▶ Stated task: Set the following entries down again exactly, line by line.

▶ Source material:

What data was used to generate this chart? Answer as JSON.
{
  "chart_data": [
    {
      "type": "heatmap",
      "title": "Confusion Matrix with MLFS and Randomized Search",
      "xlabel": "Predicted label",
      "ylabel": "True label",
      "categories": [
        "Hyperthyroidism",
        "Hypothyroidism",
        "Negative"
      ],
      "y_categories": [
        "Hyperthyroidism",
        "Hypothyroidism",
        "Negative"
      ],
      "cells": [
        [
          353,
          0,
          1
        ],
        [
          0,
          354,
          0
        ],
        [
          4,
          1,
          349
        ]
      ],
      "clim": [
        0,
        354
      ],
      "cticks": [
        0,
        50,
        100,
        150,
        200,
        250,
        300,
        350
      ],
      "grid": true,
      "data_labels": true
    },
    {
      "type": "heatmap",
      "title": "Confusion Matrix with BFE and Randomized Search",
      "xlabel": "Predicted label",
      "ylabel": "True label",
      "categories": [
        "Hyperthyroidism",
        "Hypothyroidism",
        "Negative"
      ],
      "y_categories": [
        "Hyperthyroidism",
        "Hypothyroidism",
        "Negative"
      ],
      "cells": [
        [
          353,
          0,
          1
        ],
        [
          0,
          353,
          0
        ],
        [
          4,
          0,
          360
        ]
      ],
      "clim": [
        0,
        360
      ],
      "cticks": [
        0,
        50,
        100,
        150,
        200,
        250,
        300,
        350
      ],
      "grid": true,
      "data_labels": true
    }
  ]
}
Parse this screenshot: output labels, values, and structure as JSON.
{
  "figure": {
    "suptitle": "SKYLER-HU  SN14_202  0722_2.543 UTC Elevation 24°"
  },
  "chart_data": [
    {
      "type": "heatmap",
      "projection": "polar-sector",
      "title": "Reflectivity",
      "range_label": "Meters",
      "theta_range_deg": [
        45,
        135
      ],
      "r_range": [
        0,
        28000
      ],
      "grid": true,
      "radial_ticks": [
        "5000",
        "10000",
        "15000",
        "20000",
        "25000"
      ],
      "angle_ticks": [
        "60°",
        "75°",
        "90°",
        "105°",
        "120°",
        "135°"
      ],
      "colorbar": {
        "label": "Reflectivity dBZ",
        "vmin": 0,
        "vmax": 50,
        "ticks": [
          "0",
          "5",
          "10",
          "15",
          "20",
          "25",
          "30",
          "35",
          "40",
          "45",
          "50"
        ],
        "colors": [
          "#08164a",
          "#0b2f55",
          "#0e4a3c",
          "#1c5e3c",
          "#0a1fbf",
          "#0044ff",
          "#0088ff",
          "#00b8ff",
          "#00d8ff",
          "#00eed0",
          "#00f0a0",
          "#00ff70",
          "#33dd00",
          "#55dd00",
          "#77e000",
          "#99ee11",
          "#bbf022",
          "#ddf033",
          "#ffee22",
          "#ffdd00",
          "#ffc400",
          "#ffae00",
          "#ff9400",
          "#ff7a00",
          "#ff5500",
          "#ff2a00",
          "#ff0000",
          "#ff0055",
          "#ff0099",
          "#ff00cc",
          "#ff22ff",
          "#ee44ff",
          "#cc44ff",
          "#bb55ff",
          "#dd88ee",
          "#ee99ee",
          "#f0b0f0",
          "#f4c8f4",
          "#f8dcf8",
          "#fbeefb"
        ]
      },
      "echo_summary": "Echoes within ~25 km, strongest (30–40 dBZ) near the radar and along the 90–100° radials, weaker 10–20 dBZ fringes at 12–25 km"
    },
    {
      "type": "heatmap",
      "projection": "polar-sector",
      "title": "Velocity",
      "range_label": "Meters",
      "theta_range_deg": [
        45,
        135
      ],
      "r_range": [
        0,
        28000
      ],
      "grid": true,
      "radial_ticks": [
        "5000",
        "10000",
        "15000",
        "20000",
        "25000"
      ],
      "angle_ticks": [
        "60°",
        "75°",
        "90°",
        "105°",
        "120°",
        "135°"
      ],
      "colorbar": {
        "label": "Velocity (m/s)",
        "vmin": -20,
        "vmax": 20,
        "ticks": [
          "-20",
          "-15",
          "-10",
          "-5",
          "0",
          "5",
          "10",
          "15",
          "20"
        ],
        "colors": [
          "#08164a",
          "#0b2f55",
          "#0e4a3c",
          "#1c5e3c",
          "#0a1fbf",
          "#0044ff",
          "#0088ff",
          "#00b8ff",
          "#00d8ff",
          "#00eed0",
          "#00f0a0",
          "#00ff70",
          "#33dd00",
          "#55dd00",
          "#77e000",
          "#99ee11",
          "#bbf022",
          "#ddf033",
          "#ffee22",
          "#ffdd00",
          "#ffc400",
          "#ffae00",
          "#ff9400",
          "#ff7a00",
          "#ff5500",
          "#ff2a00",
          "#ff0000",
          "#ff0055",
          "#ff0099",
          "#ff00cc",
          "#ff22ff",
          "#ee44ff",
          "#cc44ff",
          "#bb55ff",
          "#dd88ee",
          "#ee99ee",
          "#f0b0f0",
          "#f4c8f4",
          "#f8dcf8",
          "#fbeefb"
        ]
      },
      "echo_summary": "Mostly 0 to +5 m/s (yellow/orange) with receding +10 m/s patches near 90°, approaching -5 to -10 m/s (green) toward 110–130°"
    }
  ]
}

▶ Final result:
What data was used to generate this chart? Answer as JSON.
{
  "chart_data": [
    {
      "type": "heatmap",
      "title": "Confusion Matrix with MLFS and Randomized Search",
      "xlabel": "Predicted label",
      "ylabel": "True label",
      "categories": [
        "Hyperthyroidism",
        "Hypothyroidism",
        "Negative"
      ],
      "y_categories": [
        "Hyperthyroidism",
        "Hypothyroidism",
        "Negative"
      ],
      "cells": [
        [
          353,
          0,
          1
        ],
        [
          0,
          354,
          0
        ],
        [
          4,
          1,
          349
        ]
      ],
      "clim": [
        0,
        354
      ],
      "cticks": [
        0,
        50,
        100,
        150,
        200,
        250,
        300,
        350
      ],
      "grid": true,
      "data_labels": true
    },
    {
      "type": "heatmap",
      "title": "Confusion Matrix with BFE and Randomized Search",
      "xlabel": "Predicted label",
      "ylabel": "True label",
      "categories": [
        "Hyperthyroidism",
        "Hypothyroidism",
        "Negative"
      ],
      "y_categories": [
        "Hyperthyroidism",
        "Hypothyroidism",
        "Negative"
      ],
      "cells": [
        [
          353,
          0,
          1
        ],
        [
          0,
          353,
          0
        ],
        [
          4,
          0,
          360
        ]
      ],
      "clim": [
        0,
        360
      ],
      "cticks": [
        0,
        50,
        100,
        150,
        200,
        250,
        300,
        350
      ],
      "grid": true,
      "data_labels": true
    }
  ]
}
Parse this screenshot: output labels, values, and structure as JSON.
{
  "figure": {
    "suptitle": "SKYLER-HU  SN14_202  0722_2.543 UTC Elevation 24°"
  },
  "chart_data": [
    {
      "type": "heatmap",
      "projection": "polar-sector",
      "title": "Reflectivity",
      "range_label": "Meters",
      "theta_range_deg": [
        45,
        135
      ],
      "r_range": [
        0,
        28000
      ],
      "grid": true,
      "radial_ticks": [
        "5000",
        "10000",
        "15000",
        "20000",
        "25000"
      ],
      "angle_ticks": [
        "60°",
        "75°",
        "90°",
        "105°",
        "120°",
        "135°"
      ],
      "colorbar": {
        "label": "Reflectivity dBZ",
        "vmin": 0,
        "vmax": 50,
        "ticks": [
          "0",
          "5",
          "10",
          "15",
          "20",
          "25",
          "30",
          "35",
          "40",
          "45",
          "50"
        ],
        "colors": [
          "#08164a",
          "#0b2f55",
          "#0e4a3c",
          "#1c5e3c",
          "#0a1fbf",
          "#0044ff",
          "#0088ff",
          "#00b8ff",
          "#00d8ff",
          "#00eed0",
          "#00f0a0",
          "#00ff70",
          "#33dd00",
          "#55dd00",
          "#77e000",
          "#99ee11",
          "#bbf022",
          "#ddf033",
          "#ffee22",
          "#ffdd00",
          "#ffc400",
          "#ffae00",
          "#ff9400",
          "#ff7a00",
          "#ff5500",
          "#ff2a00",
          "#ff0000",
          "#ff0055",
          "#ff0099",
          "#ff00cc",
          "#ff22ff",
          "#ee44ff",
          "#cc44ff",
          "#bb55ff",
          "#dd88ee",
          "#ee99ee",
          "#f0b0f0",
          "#f4c8f4",
          "#f8dcf8",
          "#fbeefb"
        ]
      },
      "echo_summary": "Echoes within ~25 km, strongest (30–40 dBZ) near the radar and along the 90–100° radials, weaker 10–20 dBZ fringes at 12–25 km"
    },
    {
      "type": "heatmap",
      "projection": "polar-sector",
      "title": "Velocity",
      "range_label": "Meters",
      "theta_range_deg": [
        45,
        135
      ],
      "r_range": [
        0,
        28000
      ],
      "grid": true,
      "radial_ticks": [
        "5000",
        "10000",
        "15000",
        "20000",
        "25000"
      ],
      "angle_ticks": [
        "60°",
        "75°",
        "90°",
        "105°",
        "120°",
        "135°"
      ],
      "colorbar": {
        "label": "Velocity (m/s)",
        "vmin": -20,
        "vmax": 20,
        "ticks": [
          "-20",
          "-15",
          "-10",
          "-5",
          "0",
          "5",
          "10",
          "15",
          "20"
        ],
        "colors": [
          "#08164a",
          "#0b2f55",
          "#0e4a3c",
          "#1c5e3c",
          "#0a1fbf",
          "#0044ff",
          "#0088ff",
          "#00b8ff",
          "#00d8ff",
          "#00eed0",
          "#00f0a0",
          "#00ff70",
          "#33dd00",
          "#55dd00",
          "#77e000",
          "#99ee11",
          "#bbf022",
          "#ddf033",
          "#ffee22",
          "#ffdd00",
          "#ffc400",
          "#ffae00",
          "#ff9400",
          "#ff7a00",
          "#ff5500",
          "#ff2a00",
          "#ff0000",
          "#ff0055",
          "#ff0099",
          "#ff00cc",
          "#ff22ff",
          "#ee44ff",
          "#cc44ff",
          "#bb55ff",
          "#dd88ee",
          "#ee99ee",
          "#f0b0f0",
          "#f4c8f4",
          "#f8dcf8",
          "#fbeefb"
        ]
      },
      "echo_summary": "Mostly 0 to +5 m/s (yellow/orange) with receding +10 m/s patches near 90°, approaching -5 to -10 m/s (green) toward 110–130°"
    }
  ]
}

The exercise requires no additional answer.